SUPPLIED TEXT –

################

Writing European Lives: Stefan Zweig as a Biographer of Verhaeren, Rolland and Erasmus

Open Access
Authors
Publication date 2015
Journal European Journal of Life Writing
Volume | Issue number 4
Pages (from-to) 1-29
Number of pages 29
Organisations
  • Faculty of Humanities (FGw) - Amsterdam Institute for Humanities Research (AIHR) - Amsterdam School for Regional, Transnational and European Studies (ARTES)
Abstract
The Jewish-Austrian writer Stefan Zweig (1881-1942) was a passionate biographer who wrote about the lives of many influential people in European literature and history. In some of these biographies the genre is consciously employed as a vehicle to express an idea of Europe and foster a sense of belonging to a common European culture. His life stories of Emile Verhaeren (1910), Romain Rolland (1921) and Erasmus (1934) illustrate particularly well how Zweig portrayed artists as emblematic Europeans. As a biographer, he mediated across cultures in order to highlight the transnational elements of their lives that link disparate cultures in Europe. As the practice of writing European lives affected Zweig’s sense of belonging to Europe, the portraits of Verhaeren, Rolland and Erasmus anticipated some of the central themes of his self-narration in Die Welt von Gestern. Erinnerungen eines Europäers (1942).

################

INFORMATION GIVEN –
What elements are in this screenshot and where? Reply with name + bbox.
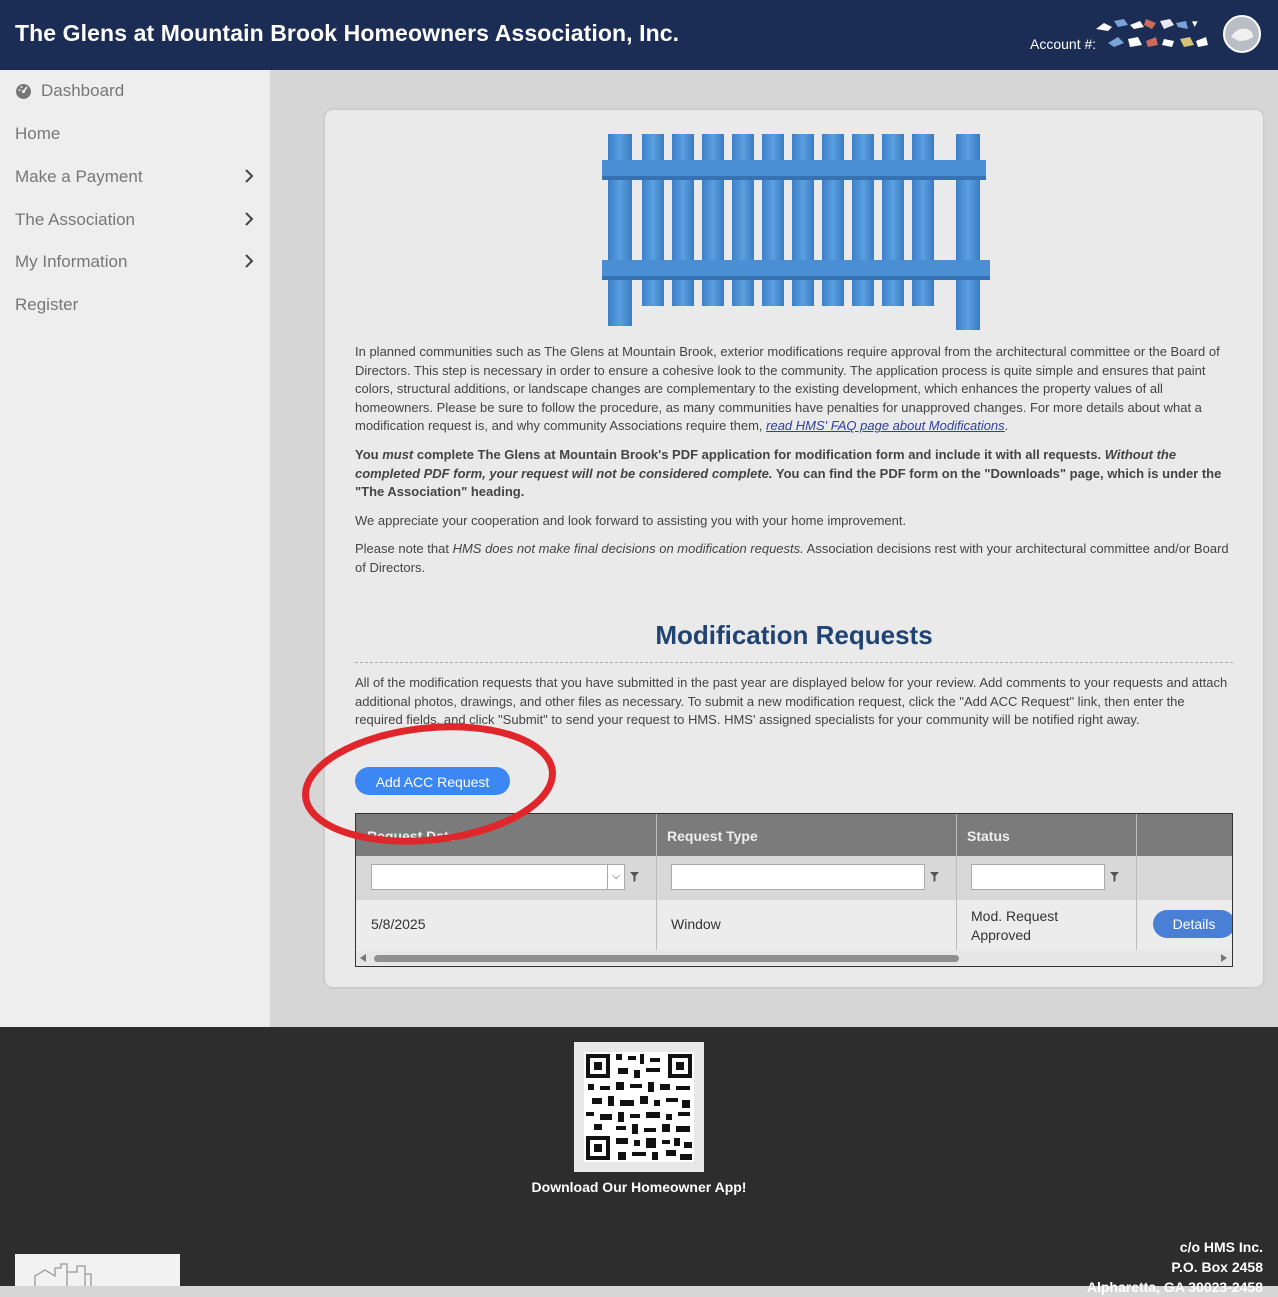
scroll-right-arrow-icon[interactable] — [1221, 954, 1227, 962]
account-dropdown-caret-icon[interactable]: ▾ — [1192, 17, 1198, 30]
sidebar-item-register[interactable]: Register — [15, 290, 260, 320]
app-qr-code[interactable] — [574, 1042, 704, 1172]
sidebar-item-home[interactable]: Home — [15, 119, 260, 149]
sidebar-item-my-information[interactable]: My Information — [15, 247, 260, 277]
status-filter-input[interactable] — [971, 864, 1105, 890]
sidebar: Dashboard Home Make a Payment The Associ… — [0, 70, 270, 1027]
scroll-left-arrow-icon[interactable] — [360, 954, 366, 962]
column-header-request-type[interactable]: Request Type — [656, 814, 956, 856]
intro-text: complete The Glens at Mountain Brook's P… — [413, 447, 1105, 462]
intro-text: You — [355, 447, 383, 462]
column-divider — [1136, 814, 1137, 950]
qr-code-icon — [584, 1052, 694, 1162]
intro-emphasis: HMS does not make final decisions on mod… — [452, 541, 804, 556]
column-divider — [656, 814, 657, 950]
sidebar-item-make-a-payment[interactable]: Make a Payment — [15, 162, 260, 192]
address-line: c/o HMS Inc. — [1179, 1239, 1263, 1255]
address-line: P.O. Box 2458 — [1171, 1259, 1263, 1275]
chevron-right-icon — [245, 212, 254, 226]
sidebar-item-the-association[interactable]: The Association — [15, 205, 260, 235]
faq-modifications-link[interactable]: read HMS' FAQ page about Modifications — [766, 418, 1005, 433]
account-label: Account #: — [1030, 36, 1097, 52]
cell-request-type: Window — [671, 916, 721, 932]
section-divider — [355, 662, 1233, 663]
chevron-right-icon — [245, 169, 254, 183]
column-header-label: Request Type — [667, 828, 758, 844]
filter-icon[interactable] — [930, 872, 939, 882]
intro-text-end: . — [1004, 418, 1009, 434]
red-highlight-circle — [302, 723, 556, 845]
footer: Download Our Homeowner App! c/o HMS Inc.… — [0, 1027, 1278, 1295]
user-avatar[interactable] — [1223, 15, 1261, 53]
intro-text: Please note that — [355, 541, 453, 556]
request-type-filter-input[interactable] — [671, 864, 925, 890]
address-line: Alpharetta, GA 30023-2458 — [1086, 1279, 1263, 1295]
sidebar-item-label: Register — [15, 295, 79, 314]
sidebar-item-label: The Association — [15, 210, 136, 229]
column-header-status[interactable]: Status — [956, 814, 1136, 856]
table-row[interactable]: 5/8/2025 Window Mod. Request Approved De… — [356, 900, 1232, 950]
intro-paragraph-1: In planned communities such as The Glens… — [355, 343, 1230, 436]
intro-paragraph-4: Please note that HMS does not make final… — [355, 540, 1230, 577]
chevron-right-icon — [245, 254, 254, 268]
filter-row: ⌵ — [356, 856, 1232, 900]
request-date-filter-input[interactable]: ⌵ — [371, 864, 625, 890]
date-dropdown-chevron-icon[interactable]: ⌵ — [607, 865, 624, 889]
scrollbar-thumb[interactable] — [374, 955, 959, 962]
skyline-logo-icon — [34, 1263, 92, 1286]
column-header-actions — [1136, 814, 1232, 856]
sidebar-item-dashboard[interactable]: Dashboard — [15, 76, 260, 106]
horizontal-scrollbar[interactable] — [356, 951, 1232, 965]
intro-paragraph-3: We appreciate your cooperation and look … — [355, 513, 907, 528]
sidebar-item-label: Dashboard — [41, 81, 125, 100]
sidebar-item-label: Make a Payment — [15, 167, 143, 186]
cell-request-date: 5/8/2025 — [371, 916, 426, 932]
footer-logo — [15, 1254, 180, 1286]
top-header: The Glens at Mountain Brook Homeowners A… — [0, 0, 1278, 70]
download-app-caption: Download Our Homeowner App! — [531, 1179, 747, 1195]
column-divider — [956, 814, 957, 950]
intro-emphasis: must — [382, 447, 414, 462]
filter-icon[interactable] — [630, 872, 639, 882]
avatar-image-icon — [1225, 17, 1259, 51]
sidebar-item-label: My Information — [15, 252, 128, 271]
column-header-label: Status — [967, 828, 1010, 844]
modification-requests-title: Modification Requests — [655, 620, 933, 650]
filter-icon[interactable] — [1110, 872, 1119, 882]
sidebar-item-label: Home — [15, 124, 61, 143]
intro-paragraph-2: You must complete The Glens at Mountain … — [355, 446, 1230, 502]
association-title: The Glens at Mountain Brook Homeowners A… — [15, 20, 680, 46]
dashboard-icon — [16, 83, 31, 99]
details-button[interactable]: Details — [1153, 910, 1232, 938]
cell-status: Mod. Request Approved — [971, 908, 1059, 943]
blue-fence-illustration — [602, 134, 990, 330]
mailing-address: c/o HMS Inc. P.O. Box 2458 Alpharetta, G… — [1087, 1237, 1263, 1297]
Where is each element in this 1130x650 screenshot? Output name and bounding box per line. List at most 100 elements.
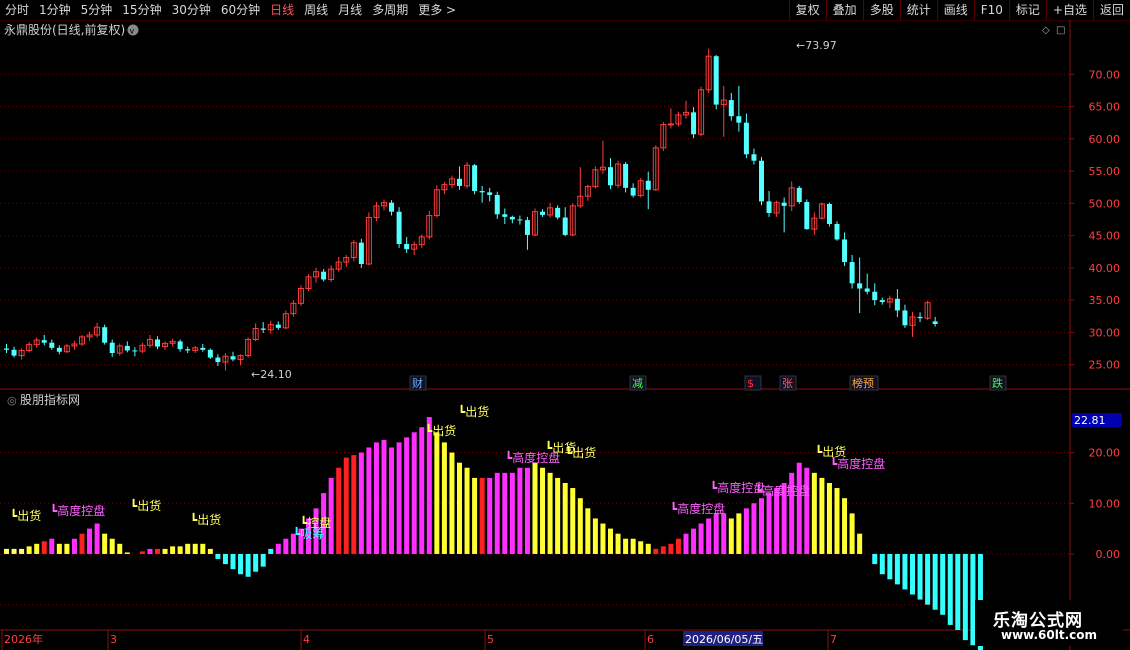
indicator-bar [562,482,568,554]
stock-chart[interactable]: 70.0065.0060.0055.0050.0045.0040.0035.00… [0,20,1130,650]
indicator-bar [570,488,576,554]
candle-body [932,321,938,324]
candle-body [834,223,840,240]
period-tab-8[interactable]: 月线 [333,0,367,20]
candle-body [215,357,221,363]
indicator-bar [177,546,183,554]
indicator-bar [64,543,70,554]
toolbar-button-4[interactable]: 画线 [936,0,974,20]
candle-body [177,341,183,350]
indicator-bar [366,447,372,554]
high-price-label: ←73.97 [796,39,837,52]
price-tick-label: 45.00 [1089,230,1121,243]
indicator-bar [87,528,93,554]
period-tab-4[interactable]: 30分钟 [167,0,216,20]
indicator-bar [147,548,153,554]
indicator-bar [842,498,848,554]
toolbar-button-3[interactable]: 统计 [899,0,937,20]
candle-body [102,327,108,343]
indicator-title: 股朋指标网 [20,392,80,407]
period-tab-10[interactable]: 更多 > [413,0,461,20]
indicator-bar [336,467,342,554]
toolbar-button-5[interactable]: F10 [973,0,1009,20]
indicator-bar [381,439,387,554]
candle-body [902,310,908,326]
indicator-bar [502,472,508,554]
candle-body [759,160,764,202]
square-icon[interactable]: □ [1056,25,1065,36]
indicator-bar [253,553,259,572]
candle-body [608,167,613,186]
indicator-bar [804,467,810,554]
indicator-bar [343,457,349,554]
toolbar-button-7[interactable]: +自选 [1045,0,1093,20]
indicator-bar [472,477,478,554]
candle-body [630,187,636,196]
candle-body [207,349,213,358]
indicator-bar [200,543,206,554]
candle-body [457,178,462,186]
toolbar-button-8[interactable]: 返回 [1092,0,1130,20]
indicator-chevron-icon[interactable]: ◎ [7,394,17,407]
price-tick-label: 50.00 [1089,197,1121,210]
indicator-bar [441,442,447,554]
toolbar-button-1[interactable]: 叠加 [825,0,863,20]
indicator-bar [11,548,17,554]
cursor-date: 2026/06/05/五 [685,633,763,646]
period-tab-7[interactable]: 周线 [299,0,333,20]
diamond-icon[interactable]: ◇ [1042,25,1050,36]
candle-body [864,288,870,292]
indicator-tick-label: 20.00 [1089,447,1121,460]
candle-body [804,202,810,230]
candlestick-series [4,48,938,371]
indicator-annotation: ┗出货 [565,445,596,460]
indicator-bar [373,442,379,554]
period-tab-9[interactable]: 多周期 [367,0,413,20]
candle-body [743,122,749,155]
candle-body [321,271,327,280]
grid-lines: 70.0065.0060.0055.0050.0045.0040.0035.00… [0,20,1130,650]
indicator-bar [743,508,749,554]
candle-body [894,298,900,311]
candle-body [200,347,206,350]
toolbar-button-6[interactable]: 标记 [1008,0,1046,20]
candle-body [562,217,568,235]
indicator-bar [351,455,357,554]
indicator-bar [713,513,719,554]
date-label: 2026年 [4,632,43,646]
candle-body [555,207,561,218]
indicator-bar [955,553,961,630]
period-tab-1[interactable]: 1分钟 [34,0,76,20]
candle-body [396,211,402,244]
indicator-bar [494,472,500,554]
watermark-logo: 乐淘公式网 www.60lt.com [975,600,1123,646]
event-tag: 跌 [992,376,1003,390]
indicator-annotation: ┗吸筹 [293,526,324,541]
indicator-bar [645,543,651,554]
candle-body [124,345,130,351]
period-tab-3[interactable]: 15分钟 [117,0,166,20]
price-tick-label: 65.00 [1089,101,1121,114]
candle-body [185,349,191,351]
chevron-glyph: v [130,27,135,36]
period-tab-0[interactable]: 分时 [0,0,34,20]
indicator-bar [917,553,923,600]
period-tab-5[interactable]: 60分钟 [216,0,265,20]
indicator-bar [796,462,802,554]
indicator-bar [517,467,523,554]
indicator-bar [630,538,636,554]
indicator-bar [962,553,968,641]
toolbar-button-2[interactable]: 多股 [862,0,900,20]
date-label: 4 [303,633,310,646]
date-label: 5 [487,633,494,646]
indicator-bar [698,523,704,554]
candle-body [4,348,9,350]
indicator-bar [683,533,689,554]
indicator-bar [155,548,160,554]
indicator-bar [947,553,953,625]
candle-body [56,347,62,352]
period-tab-2[interactable]: 5分钟 [76,0,118,20]
toolbar-button-0[interactable]: 复权 [788,0,826,20]
indicator-bar [721,513,727,554]
period-tab-6[interactable]: 日线 [265,0,299,20]
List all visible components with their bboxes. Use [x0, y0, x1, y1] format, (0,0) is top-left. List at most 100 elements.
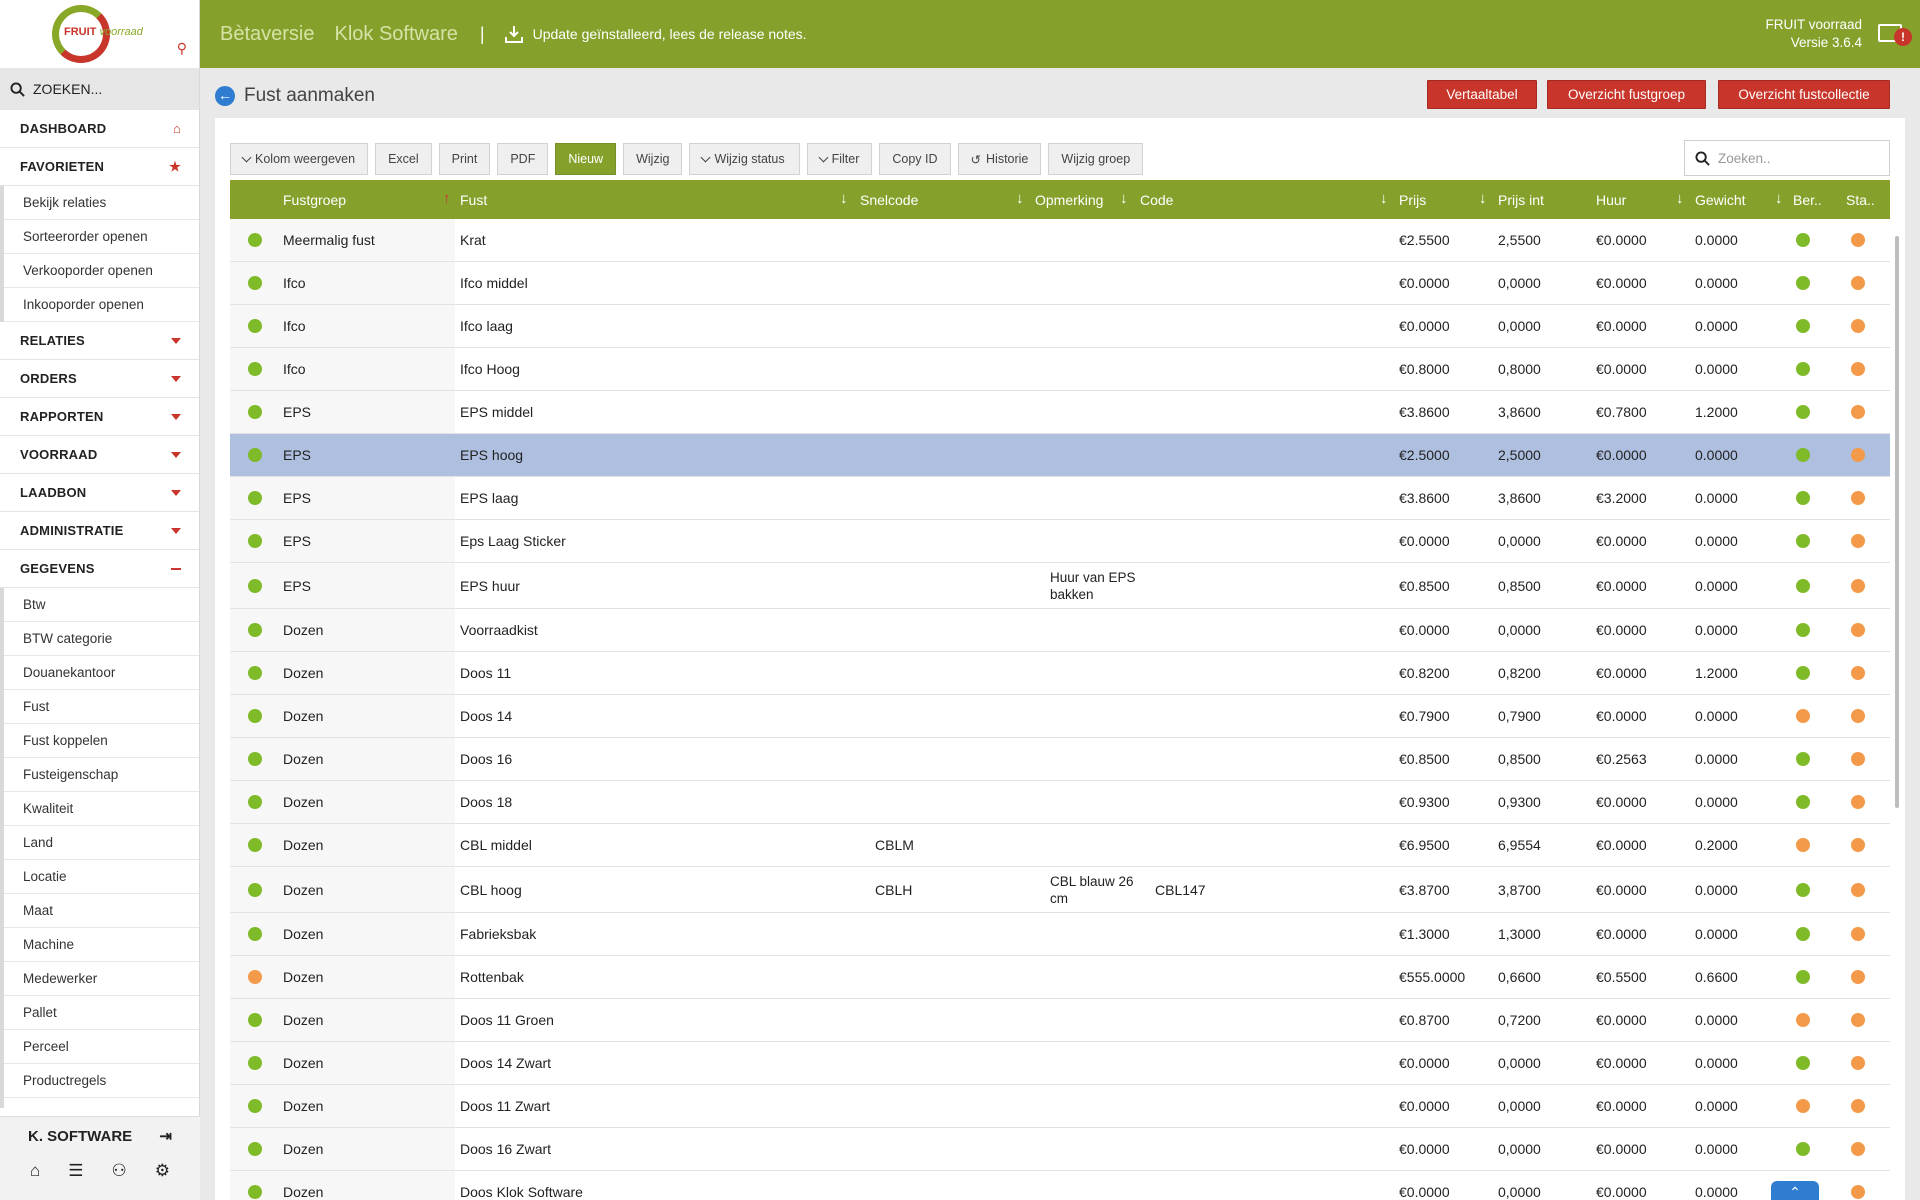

################

EXERCISE TASKS –
A - Name each life story of Zweig's that the Zweig text gives with a year, along with that year.
B - Return the passage of the Zweig text starting with "Writing European Lives: Stefan" and going on through "European Studies (ARTES)", copied word for word.

SOLVED TASKS –
A -
Emile Verhaeren (1910)
Romain Rolland (1921)
Erasmus (1934)

B -
Writing European Lives: Stefan Zweig as a Biographer of Verhaeren, Rolland and Erasmus

Open Access
Authors
Publication date 2015
Journal European Journal of Life Writing
Volume | Issue number 4
Pages (from-to) 1-29
Number of pages 29
Organisations
  • Faculty of Humanities (FGw) - Amsterdam Institute for Humanities Research (AIHR) - Amsterdam School for Regional, Transnational and European Studies (ARTES)